▶ _What the exercise asks_
Find every line in the records below that holds the word "łodzi" and copy it.

▶ _Exercise input_
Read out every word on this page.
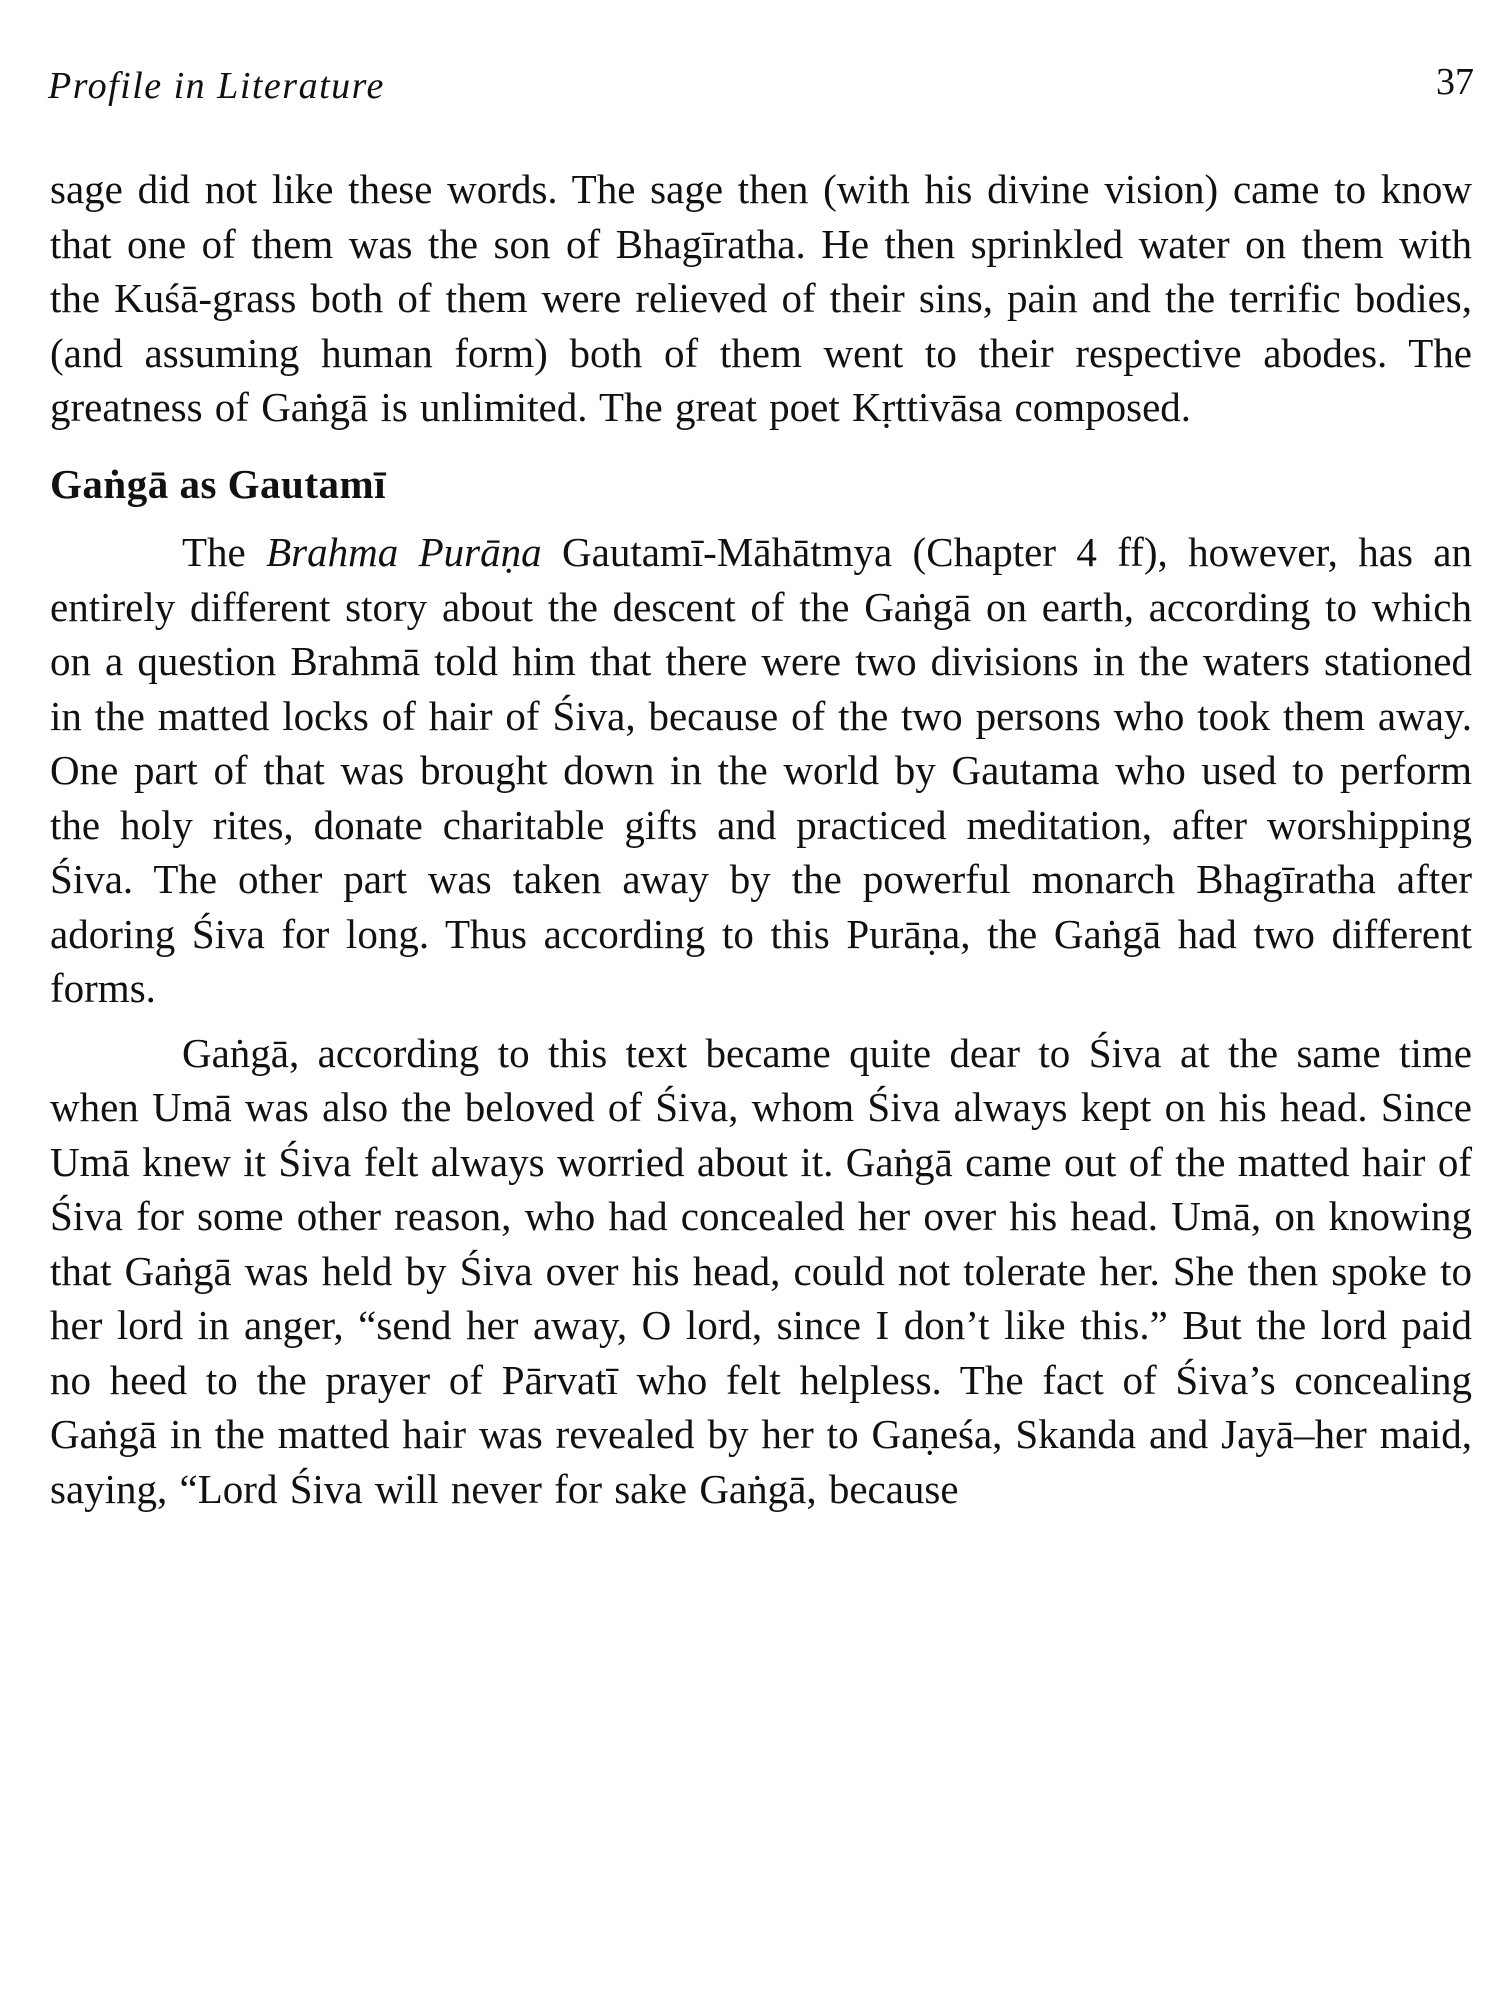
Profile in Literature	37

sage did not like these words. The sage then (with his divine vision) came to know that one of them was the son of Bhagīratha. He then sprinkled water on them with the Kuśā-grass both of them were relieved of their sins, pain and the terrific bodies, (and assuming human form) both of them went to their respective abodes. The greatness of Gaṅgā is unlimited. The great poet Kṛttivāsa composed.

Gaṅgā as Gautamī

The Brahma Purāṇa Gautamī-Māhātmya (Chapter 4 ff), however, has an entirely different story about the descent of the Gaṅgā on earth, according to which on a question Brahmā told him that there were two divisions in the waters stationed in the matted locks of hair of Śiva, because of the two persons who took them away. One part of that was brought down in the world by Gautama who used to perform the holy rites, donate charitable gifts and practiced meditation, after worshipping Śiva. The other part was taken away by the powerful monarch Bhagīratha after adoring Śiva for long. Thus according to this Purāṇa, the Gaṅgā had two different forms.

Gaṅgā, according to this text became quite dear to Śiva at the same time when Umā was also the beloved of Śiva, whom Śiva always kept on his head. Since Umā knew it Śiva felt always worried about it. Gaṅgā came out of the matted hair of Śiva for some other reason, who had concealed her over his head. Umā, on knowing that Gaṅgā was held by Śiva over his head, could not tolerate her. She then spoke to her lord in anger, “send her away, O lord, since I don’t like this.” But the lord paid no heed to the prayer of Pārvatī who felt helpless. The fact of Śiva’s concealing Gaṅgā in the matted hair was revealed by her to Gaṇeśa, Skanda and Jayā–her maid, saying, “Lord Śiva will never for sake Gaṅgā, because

==

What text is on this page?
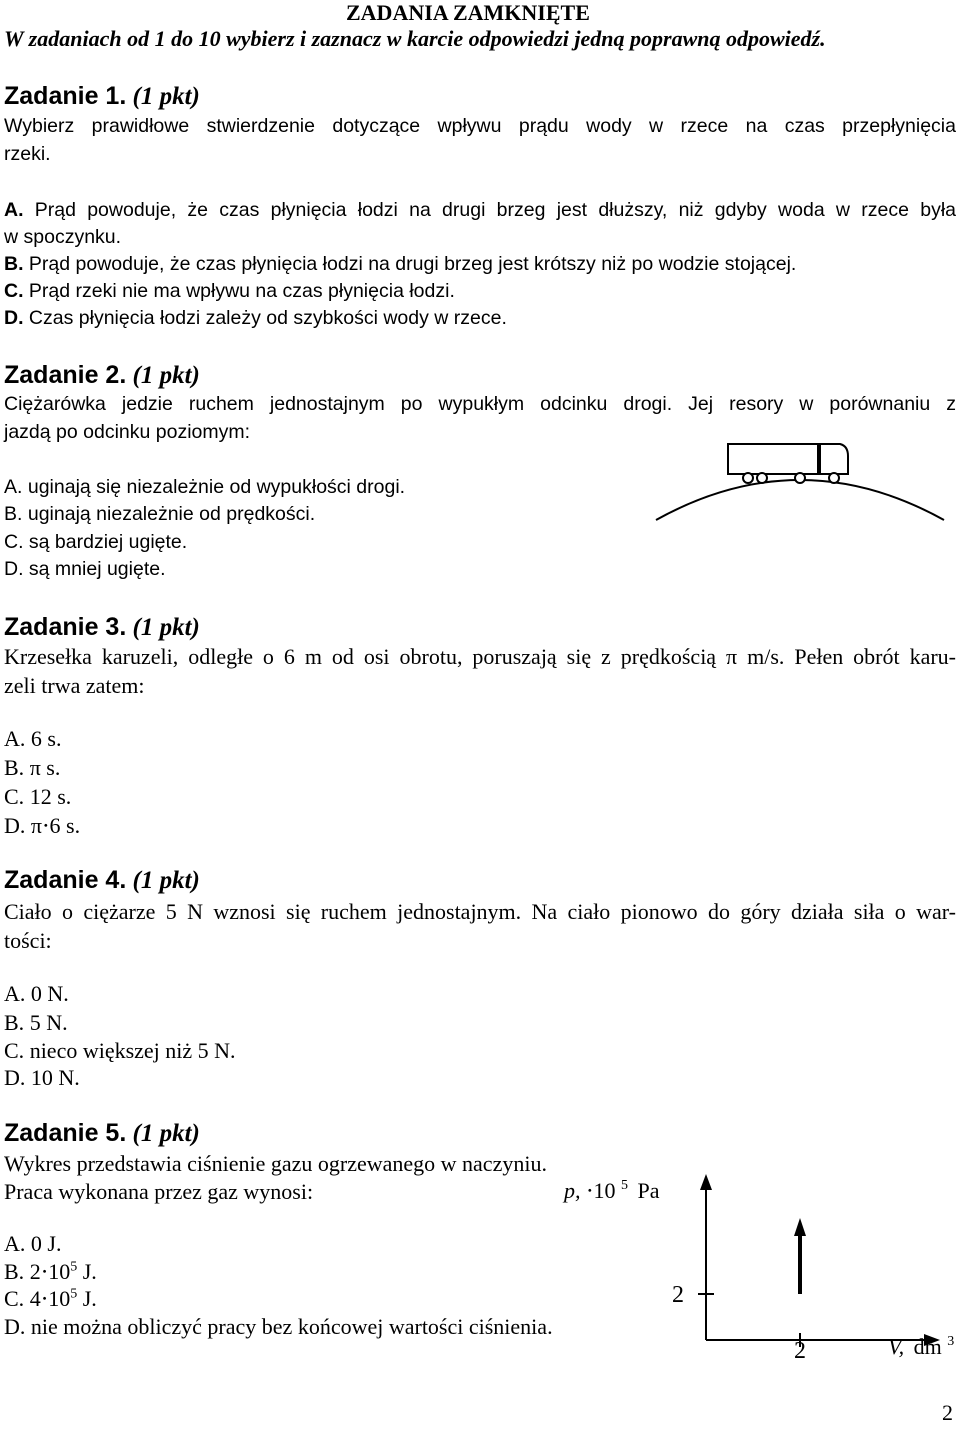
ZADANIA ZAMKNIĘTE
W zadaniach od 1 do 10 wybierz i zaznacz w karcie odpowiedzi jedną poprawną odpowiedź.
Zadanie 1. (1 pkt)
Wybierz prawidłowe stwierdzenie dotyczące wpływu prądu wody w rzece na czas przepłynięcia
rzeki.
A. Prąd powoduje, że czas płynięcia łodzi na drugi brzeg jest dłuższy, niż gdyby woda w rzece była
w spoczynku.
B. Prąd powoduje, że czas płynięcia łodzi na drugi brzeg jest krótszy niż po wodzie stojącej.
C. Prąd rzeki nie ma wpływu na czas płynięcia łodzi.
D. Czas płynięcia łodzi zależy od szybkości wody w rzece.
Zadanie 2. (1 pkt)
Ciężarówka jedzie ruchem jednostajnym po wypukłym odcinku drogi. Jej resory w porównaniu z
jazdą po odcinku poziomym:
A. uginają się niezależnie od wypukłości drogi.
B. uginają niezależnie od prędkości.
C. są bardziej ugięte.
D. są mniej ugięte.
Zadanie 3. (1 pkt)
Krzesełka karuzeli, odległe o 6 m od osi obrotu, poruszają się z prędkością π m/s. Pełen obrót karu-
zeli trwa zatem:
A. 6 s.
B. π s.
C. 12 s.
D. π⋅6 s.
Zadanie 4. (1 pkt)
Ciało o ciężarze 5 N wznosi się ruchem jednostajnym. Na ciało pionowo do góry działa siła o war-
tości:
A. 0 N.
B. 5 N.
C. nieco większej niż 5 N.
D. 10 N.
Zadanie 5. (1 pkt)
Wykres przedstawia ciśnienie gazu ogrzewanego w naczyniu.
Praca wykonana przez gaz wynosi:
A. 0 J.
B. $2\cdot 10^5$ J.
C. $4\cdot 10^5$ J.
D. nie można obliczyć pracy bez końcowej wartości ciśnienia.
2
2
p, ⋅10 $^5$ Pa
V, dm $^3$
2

--

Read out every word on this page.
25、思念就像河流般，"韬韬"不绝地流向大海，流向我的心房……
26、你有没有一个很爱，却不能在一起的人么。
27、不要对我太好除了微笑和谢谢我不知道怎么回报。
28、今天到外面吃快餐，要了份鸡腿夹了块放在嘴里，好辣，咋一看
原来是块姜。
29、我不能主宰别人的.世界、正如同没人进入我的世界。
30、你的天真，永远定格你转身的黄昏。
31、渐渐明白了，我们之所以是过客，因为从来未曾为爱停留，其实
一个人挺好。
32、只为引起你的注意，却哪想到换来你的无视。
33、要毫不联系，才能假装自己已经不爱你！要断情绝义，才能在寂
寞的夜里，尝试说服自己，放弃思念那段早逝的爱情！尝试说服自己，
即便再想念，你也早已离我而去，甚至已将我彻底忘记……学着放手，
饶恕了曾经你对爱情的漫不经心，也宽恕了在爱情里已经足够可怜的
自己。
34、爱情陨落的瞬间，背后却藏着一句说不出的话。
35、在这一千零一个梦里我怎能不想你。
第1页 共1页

▶ _Completed task_
A. Prąd powoduje, że czas płynięcia łodzi na drugi brzeg jest dłuższy, niż gdyby woda w rzece była
B. Prąd powoduje, że czas płynięcia łodzi na drugi brzeg jest krótszy niż po wodzie stojącej.
C. Prąd rzeki nie ma wpływu na czas płynięcia łodzi.
D. Czas płynięcia łodzi zależy od szybkości wody w rzece.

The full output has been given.